** SHORT TASK **
Give every entry again, word for word.

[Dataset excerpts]
# # # #
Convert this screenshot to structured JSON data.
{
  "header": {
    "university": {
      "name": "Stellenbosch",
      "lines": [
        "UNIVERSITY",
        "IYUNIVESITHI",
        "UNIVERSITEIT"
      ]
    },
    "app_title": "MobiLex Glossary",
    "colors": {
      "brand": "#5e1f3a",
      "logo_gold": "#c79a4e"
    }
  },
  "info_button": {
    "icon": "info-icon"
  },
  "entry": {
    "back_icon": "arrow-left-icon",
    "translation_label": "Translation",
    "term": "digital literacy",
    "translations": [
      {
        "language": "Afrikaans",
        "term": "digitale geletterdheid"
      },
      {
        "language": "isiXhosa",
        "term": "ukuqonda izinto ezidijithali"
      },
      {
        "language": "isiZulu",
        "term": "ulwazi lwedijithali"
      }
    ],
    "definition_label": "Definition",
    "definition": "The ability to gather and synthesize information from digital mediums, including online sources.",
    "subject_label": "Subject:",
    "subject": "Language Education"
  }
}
# # # #
** EXERCISE RESULT **
Convert this screenshot to structured JSON data.
{
  "header": {
    "university": {
      "name": "Stellenbosch",
      "lines": [
        "UNIVERSITY",
        "IYUNIVESITHI",
        "UNIVERSITEIT"
      ]
    },
    "app_title": "MobiLex Glossary",
    "colors": {
      "brand": "#5e1f3a",
      "logo_gold": "#c79a4e"
    }
  },
  "info_button": {
    "icon": "info-icon"
  },
  "entry": {
    "back_icon": "arrow-left-icon",
    "translation_label": "Translation",
    "term": "digital literacy",
    "translations": [
      {
        "language": "Afrikaans",
        "term": "digitale geletterdheid"
      },
      {
        "language": "isiXhosa",
        "term": "ukuqonda izinto ezidijithali"
      },
      {
        "language": "isiZulu",
        "term": "ulwazi lwedijithali"
      }
    ],
    "definition_label": "Definition",
    "definition": "The ability to gather and synthesize information from digital mediums, including online sources.",
    "subject_label": "Subject:",
    "subject": "Language Education"
  }
}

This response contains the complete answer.